Required work:
Pull every line containing "armi" out of the material below.

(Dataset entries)
● ● ● ● ●

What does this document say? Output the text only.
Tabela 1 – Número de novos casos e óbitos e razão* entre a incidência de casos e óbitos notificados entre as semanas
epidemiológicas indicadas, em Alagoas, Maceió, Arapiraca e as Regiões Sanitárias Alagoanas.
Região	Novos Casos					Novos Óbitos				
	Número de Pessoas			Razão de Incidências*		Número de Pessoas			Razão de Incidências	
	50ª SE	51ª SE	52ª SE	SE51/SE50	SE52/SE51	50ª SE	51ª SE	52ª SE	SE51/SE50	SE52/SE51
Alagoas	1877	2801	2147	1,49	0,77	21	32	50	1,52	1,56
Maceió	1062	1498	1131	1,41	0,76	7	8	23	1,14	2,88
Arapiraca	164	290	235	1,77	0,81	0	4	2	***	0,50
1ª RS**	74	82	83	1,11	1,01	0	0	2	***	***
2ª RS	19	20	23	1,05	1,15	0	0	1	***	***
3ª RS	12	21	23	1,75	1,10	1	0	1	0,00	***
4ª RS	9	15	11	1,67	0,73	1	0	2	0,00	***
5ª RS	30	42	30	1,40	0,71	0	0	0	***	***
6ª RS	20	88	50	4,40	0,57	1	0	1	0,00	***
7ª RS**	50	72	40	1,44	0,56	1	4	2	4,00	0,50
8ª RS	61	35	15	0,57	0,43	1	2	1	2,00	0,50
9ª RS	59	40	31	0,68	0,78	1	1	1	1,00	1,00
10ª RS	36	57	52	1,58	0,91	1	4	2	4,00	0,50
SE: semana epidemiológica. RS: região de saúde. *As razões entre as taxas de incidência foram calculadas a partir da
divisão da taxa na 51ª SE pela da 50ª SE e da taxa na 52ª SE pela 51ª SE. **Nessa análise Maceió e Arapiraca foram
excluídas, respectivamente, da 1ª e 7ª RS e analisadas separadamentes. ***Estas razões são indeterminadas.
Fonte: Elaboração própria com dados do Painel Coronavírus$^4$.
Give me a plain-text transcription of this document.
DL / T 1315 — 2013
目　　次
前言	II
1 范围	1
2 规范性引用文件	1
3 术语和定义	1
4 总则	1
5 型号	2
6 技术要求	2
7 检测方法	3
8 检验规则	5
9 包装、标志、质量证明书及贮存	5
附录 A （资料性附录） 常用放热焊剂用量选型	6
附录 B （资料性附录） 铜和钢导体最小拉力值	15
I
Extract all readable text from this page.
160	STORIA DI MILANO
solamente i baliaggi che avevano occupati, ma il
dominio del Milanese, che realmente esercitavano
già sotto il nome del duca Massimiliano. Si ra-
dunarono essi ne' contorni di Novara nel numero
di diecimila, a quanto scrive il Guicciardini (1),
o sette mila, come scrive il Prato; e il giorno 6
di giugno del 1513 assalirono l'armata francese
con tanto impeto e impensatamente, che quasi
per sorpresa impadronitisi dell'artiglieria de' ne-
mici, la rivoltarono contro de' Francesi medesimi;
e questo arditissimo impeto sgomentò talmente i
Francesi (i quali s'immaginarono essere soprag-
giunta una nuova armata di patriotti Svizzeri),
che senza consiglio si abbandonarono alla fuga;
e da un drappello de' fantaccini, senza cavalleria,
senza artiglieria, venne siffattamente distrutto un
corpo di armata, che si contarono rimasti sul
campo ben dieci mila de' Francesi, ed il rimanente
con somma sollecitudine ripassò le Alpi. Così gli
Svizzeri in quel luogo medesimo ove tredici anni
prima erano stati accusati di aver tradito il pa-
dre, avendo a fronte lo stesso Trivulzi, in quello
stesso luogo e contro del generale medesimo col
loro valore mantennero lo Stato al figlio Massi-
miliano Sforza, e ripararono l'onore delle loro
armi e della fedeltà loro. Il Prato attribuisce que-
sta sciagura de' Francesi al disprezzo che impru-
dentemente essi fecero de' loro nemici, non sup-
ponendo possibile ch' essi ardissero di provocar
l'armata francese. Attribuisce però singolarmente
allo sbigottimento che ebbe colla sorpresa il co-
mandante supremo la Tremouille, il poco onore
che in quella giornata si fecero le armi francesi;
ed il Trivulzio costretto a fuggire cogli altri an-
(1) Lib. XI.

● ● ● ● ●

Response to this exercise:
armi e della fedeltà loro. Il Prato attribuisce que-
che in quella giornata si fecero le armi francesi;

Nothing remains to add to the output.